Pull out every line below holding the word "travel".

── SUPPLIED RECORDS ──

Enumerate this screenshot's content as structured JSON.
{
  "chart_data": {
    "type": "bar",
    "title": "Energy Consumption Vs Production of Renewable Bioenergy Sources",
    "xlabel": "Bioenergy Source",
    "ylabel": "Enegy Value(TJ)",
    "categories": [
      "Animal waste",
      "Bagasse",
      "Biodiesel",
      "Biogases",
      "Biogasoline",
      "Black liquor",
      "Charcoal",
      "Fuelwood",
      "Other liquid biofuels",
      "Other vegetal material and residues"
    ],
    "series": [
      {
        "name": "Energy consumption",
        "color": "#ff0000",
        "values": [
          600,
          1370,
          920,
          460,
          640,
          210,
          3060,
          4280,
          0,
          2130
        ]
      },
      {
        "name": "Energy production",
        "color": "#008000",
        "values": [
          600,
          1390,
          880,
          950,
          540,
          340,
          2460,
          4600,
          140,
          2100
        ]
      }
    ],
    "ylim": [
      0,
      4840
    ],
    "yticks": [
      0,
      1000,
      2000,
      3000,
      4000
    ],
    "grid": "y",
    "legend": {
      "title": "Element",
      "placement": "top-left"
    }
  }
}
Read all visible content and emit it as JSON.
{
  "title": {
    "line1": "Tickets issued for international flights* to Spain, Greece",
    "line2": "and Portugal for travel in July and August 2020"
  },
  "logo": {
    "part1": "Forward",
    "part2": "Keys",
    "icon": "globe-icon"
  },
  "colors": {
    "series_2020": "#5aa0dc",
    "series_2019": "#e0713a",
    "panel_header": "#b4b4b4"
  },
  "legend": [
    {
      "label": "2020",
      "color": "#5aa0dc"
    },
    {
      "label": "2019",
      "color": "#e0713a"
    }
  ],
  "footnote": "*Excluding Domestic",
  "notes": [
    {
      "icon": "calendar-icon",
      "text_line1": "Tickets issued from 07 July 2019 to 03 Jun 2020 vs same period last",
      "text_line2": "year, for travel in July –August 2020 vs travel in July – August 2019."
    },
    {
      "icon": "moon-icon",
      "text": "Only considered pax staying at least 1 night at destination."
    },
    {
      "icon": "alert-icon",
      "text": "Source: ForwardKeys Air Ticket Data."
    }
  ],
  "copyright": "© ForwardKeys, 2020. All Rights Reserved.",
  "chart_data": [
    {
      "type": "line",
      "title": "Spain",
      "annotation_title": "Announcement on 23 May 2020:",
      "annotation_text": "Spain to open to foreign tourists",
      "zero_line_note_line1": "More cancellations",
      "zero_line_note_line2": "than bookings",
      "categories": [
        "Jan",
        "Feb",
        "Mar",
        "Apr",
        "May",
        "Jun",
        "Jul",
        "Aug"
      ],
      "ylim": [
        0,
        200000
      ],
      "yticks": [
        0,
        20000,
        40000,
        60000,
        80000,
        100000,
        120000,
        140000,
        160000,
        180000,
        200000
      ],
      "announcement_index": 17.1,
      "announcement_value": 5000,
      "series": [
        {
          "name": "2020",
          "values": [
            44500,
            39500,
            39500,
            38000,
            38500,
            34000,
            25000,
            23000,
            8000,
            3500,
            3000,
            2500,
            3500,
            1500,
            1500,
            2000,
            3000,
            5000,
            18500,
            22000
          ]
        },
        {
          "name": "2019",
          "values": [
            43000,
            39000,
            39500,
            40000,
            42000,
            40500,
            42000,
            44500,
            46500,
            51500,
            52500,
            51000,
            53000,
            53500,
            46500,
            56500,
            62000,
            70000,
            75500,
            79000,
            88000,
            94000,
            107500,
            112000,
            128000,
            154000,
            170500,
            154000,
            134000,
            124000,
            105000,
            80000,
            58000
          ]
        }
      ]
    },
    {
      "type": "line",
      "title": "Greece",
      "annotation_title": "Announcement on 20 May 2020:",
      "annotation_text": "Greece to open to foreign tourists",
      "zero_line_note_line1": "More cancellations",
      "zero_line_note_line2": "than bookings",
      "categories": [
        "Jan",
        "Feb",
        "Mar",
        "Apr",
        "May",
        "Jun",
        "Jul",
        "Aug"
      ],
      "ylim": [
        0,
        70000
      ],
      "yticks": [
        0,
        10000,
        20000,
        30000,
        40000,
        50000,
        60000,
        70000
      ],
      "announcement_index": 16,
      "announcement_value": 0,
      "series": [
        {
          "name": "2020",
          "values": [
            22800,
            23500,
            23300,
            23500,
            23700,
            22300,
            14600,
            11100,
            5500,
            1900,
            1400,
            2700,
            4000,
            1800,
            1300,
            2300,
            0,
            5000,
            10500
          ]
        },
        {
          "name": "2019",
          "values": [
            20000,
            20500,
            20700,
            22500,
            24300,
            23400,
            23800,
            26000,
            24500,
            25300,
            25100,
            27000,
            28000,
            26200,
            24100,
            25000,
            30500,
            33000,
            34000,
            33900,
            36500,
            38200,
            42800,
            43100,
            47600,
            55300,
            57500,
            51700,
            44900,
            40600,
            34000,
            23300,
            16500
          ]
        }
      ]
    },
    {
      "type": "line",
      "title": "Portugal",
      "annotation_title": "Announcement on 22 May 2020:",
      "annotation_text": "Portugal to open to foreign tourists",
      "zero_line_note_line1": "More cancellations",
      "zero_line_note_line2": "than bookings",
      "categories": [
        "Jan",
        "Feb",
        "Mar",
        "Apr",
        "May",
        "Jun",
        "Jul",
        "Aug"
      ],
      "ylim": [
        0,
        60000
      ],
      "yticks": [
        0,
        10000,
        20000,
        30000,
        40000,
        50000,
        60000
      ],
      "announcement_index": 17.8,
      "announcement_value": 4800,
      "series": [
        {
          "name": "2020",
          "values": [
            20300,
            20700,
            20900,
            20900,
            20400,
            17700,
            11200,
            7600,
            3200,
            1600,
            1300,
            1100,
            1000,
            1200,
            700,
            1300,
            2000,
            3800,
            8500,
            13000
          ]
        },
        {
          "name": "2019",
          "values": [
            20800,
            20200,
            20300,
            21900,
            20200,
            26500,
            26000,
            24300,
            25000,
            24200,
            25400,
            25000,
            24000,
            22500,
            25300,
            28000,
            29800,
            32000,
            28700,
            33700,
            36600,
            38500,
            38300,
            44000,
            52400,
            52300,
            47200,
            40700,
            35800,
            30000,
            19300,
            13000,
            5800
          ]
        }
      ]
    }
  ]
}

───

● **WRITTEN REPLY**:
    "line2": "and Portugal for travel in July and August 2020"
      "text_line2": "year, for travel in July –August 2020 vs travel in July – August 2019."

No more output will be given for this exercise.